— Start of PROVIDED RECORDS —
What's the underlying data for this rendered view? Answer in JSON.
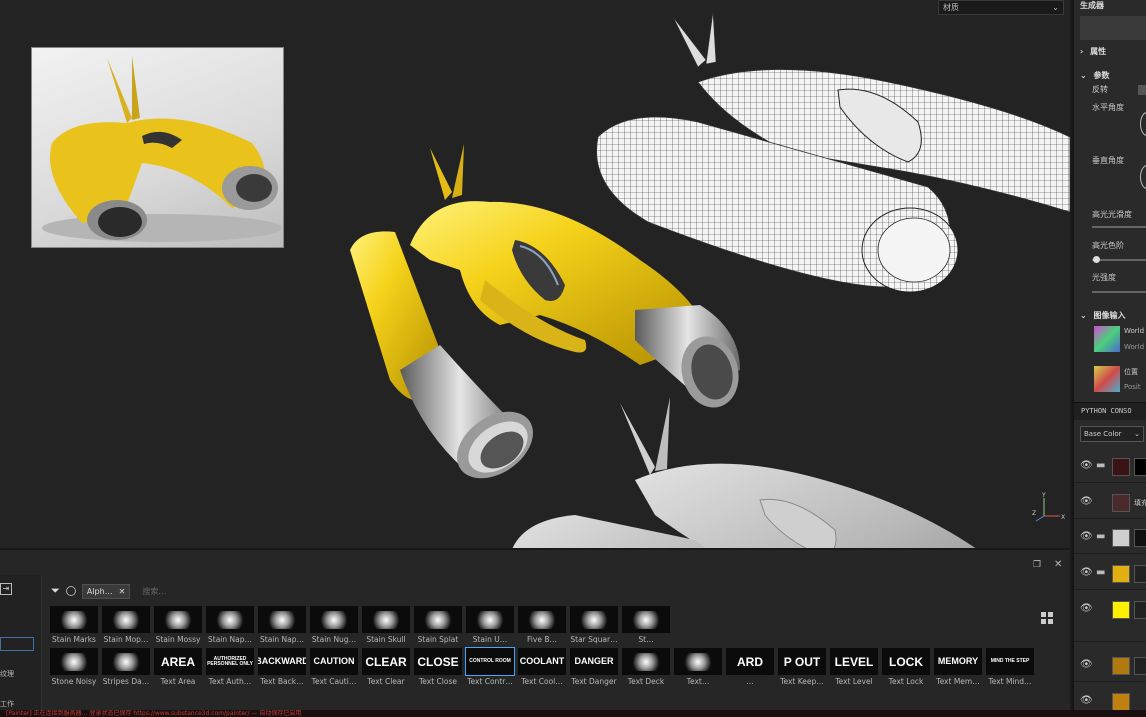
{
  "viewport": {
    "dropdown_value": "材质",
    "gizmo": {
      "y": "Y",
      "x": "X",
      "z": "Z"
    }
  },
  "right_panel": {
    "title": "生成器",
    "sections": {
      "properties": "属性",
      "params": "参数",
      "image_inputs": "图像输入"
    },
    "params": {
      "invert": "反转",
      "horizontal_angle": "水平角度",
      "vertical_angle": "垂直角度",
      "highlight_smoothness": "高光光滑度",
      "highlight_color": "高光色阶",
      "light_intensity": "光强度"
    },
    "inputs": [
      {
        "name": "World",
        "sub": "World"
      },
      {
        "name": "位置",
        "sub": "Posit"
      }
    ],
    "python_console": "PYTHON CONSO",
    "blend_mode": "Base Color",
    "layer_label": "填充"
  },
  "shelf": {
    "filter_tag": "Alph…",
    "search_placeholder": "搜索…",
    "row1": [
      {
        "label": "Stain Marks"
      },
      {
        "label": "Stain Mop…"
      },
      {
        "label": "Stain Mossy"
      },
      {
        "label": "Stain Nap…"
      },
      {
        "label": "Stain Nap…"
      },
      {
        "label": "Stain Nug…"
      },
      {
        "label": "Stain Skull"
      },
      {
        "label": "Stain Splat"
      },
      {
        "label": "Stain U…"
      },
      {
        "label": "Five B…"
      },
      {
        "label": "Star Squar…"
      },
      {
        "label": "St…"
      }
    ],
    "row2": [
      {
        "label": "Stone Noisy",
        "thumb": ""
      },
      {
        "label": "Stripes Da…",
        "thumb": ""
      },
      {
        "label": "Text Area",
        "thumb": "AREA"
      },
      {
        "label": "Text Auth…",
        "thumb": "AUTHORIZED PERSONNEL ONLY"
      },
      {
        "label": "Text Back…",
        "thumb": "BACKWARD"
      },
      {
        "label": "Text Cauti…",
        "thumb": "CAUTION"
      },
      {
        "label": "Text Clear",
        "thumb": "CLEAR"
      },
      {
        "label": "Text Close",
        "thumb": "CLOSE"
      },
      {
        "label": "Text Contr…",
        "thumb": "CONTROL ROOM"
      },
      {
        "label": "Text Cool…",
        "thumb": "COOLANT"
      },
      {
        "label": "Text Danger",
        "thumb": "DANGER"
      },
      {
        "label": "Text Deck",
        "thumb": ""
      },
      {
        "label": "Text…",
        "thumb": ""
      },
      {
        "label": "…",
        "thumb": "ARD"
      },
      {
        "label": "Text Keep…",
        "thumb": "P OUT"
      },
      {
        "label": "Text Level",
        "thumb": "LEVEL"
      },
      {
        "label": "Text Lock",
        "thumb": "LOCK"
      },
      {
        "label": "Text Mem…",
        "thumb": "MEMORY"
      },
      {
        "label": "Text Mind…",
        "thumb": "MIND THE STEP"
      }
    ],
    "side_labels": [
      "纹理",
      "工作"
    ]
  },
  "status_bar": {
    "text": "[Painter] 正在连接到服务器… 登录状态已保存 https://www.substance3d.com/painter/ — 自动保存已启用"
  },
  "colors": {
    "yellow": "#f5d21a",
    "accent": "#4aa3ff",
    "status_red": "#c63a3a"
  }
}
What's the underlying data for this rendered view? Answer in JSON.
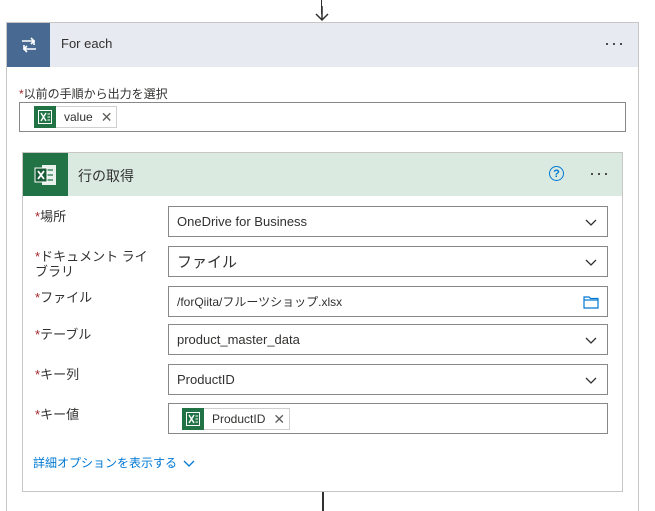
— End of PROVIDED RECORDS —
### WORK TO BE COMPLETED
Each entry above is to be written out again unchanged, apart from the pictures, which are left out.

### ANSWER FOR THE TASK
What's the underlying data for this rendered view? Answer in JSON.
{
  "viewport": {
    "dropdown_value": "材质",
    "gizmo": {
      "y": "Y",
      "x": "X",
      "z": "Z"
    }
  },
  "right_panel": {
    "title": "生成器",
    "sections": {
      "properties": "属性",
      "params": "参数",
      "image_inputs": "图像输入"
    },
    "params": {
      "invert": "反转",
      "horizontal_angle": "水平角度",
      "vertical_angle": "垂直角度",
      "highlight_smoothness": "高光光滑度",
      "highlight_color": "高光色阶",
      "light_intensity": "光强度"
    },
    "inputs": [
      {
        "name": "World",
        "sub": "World"
      },
      {
        "name": "位置",
        "sub": "Posit"
      }
    ],
    "python_console": "PYTHON CONSO",
    "blend_mode": "Base Color",
    "layer_label": "填充"
  },
  "shelf": {
    "filter_tag": "Alph…",
    "search_placeholder": "搜索…",
    "row1": [
      {
        "label": "Stain Marks"
      },
      {
        "label": "Stain Mop…"
      },
      {
        "label": "Stain Mossy"
      },
      {
        "label": "Stain Nap…"
      },
      {
        "label": "Stain Nap…"
      },
      {
        "label": "Stain Nug…"
      },
      {
        "label": "Stain Skull"
      },
      {
        "label": "Stain Splat"
      },
      {
        "label": "Stain U…"
      },
      {
        "label": "Five B…"
      },
      {
        "label": "Star Squar…"
      },
      {
        "label": "St…"
      }
    ],
    "row2": [
      {
        "label": "Stone Noisy",
        "thumb": ""
      },
      {
        "label": "Stripes Da…",
        "thumb": ""
      },
      {
        "label": "Text Area",
        "thumb": "AREA"
      },
      {
        "label": "Text Auth…",
        "thumb": "AUTHORIZED PERSONNEL ONLY"
      },
      {
        "label": "Text Back…",
        "thumb": "BACKWARD"
      },
      {
        "label": "Text Cauti…",
        "thumb": "CAUTION"
      },
      {
        "label": "Text Clear",
        "thumb": "CLEAR"
      },
      {
        "label": "Text Close",
        "thumb": "CLOSE"
      },
      {
        "label": "Text Contr…",
        "thumb": "CONTROL ROOM"
      },
      {
        "label": "Text Cool…",
        "thumb": "COOLANT"
      },
      {
        "label": "Text Danger",
        "thumb": "DANGER"
      },
      {
        "label": "Text Deck",
        "thumb": ""
      },
      {
        "label": "Text…",
        "thumb": ""
      },
      {
        "label": "…",
        "thumb": "ARD"
      },
      {
        "label": "Text Keep…",
        "thumb": "P OUT"
      },
      {
        "label": "Text Level",
        "thumb": "LEVEL"
      },
      {
        "label": "Text Lock",
        "thumb": "LOCK"
      },
      {
        "label": "Text Mem…",
        "thumb": "MEMORY"
      },
      {
        "label": "Text Mind…",
        "thumb": "MIND THE STEP"
      }
    ],
    "side_labels": [
      "纹理",
      "工作"
    ]
  },
  "status_bar": {
    "text": "[Painter] 正在连接到服务器… 登录状态已保存 https://www.substance3d.com/painter/ — 自动保存已启用"
  },
  "colors": {
    "yellow": "#f5d21a",
    "accent": "#4aa3ff",
    "status_red": "#c63a3a"
  }
}
What's the underlying data for this rendered view? Answer in JSON.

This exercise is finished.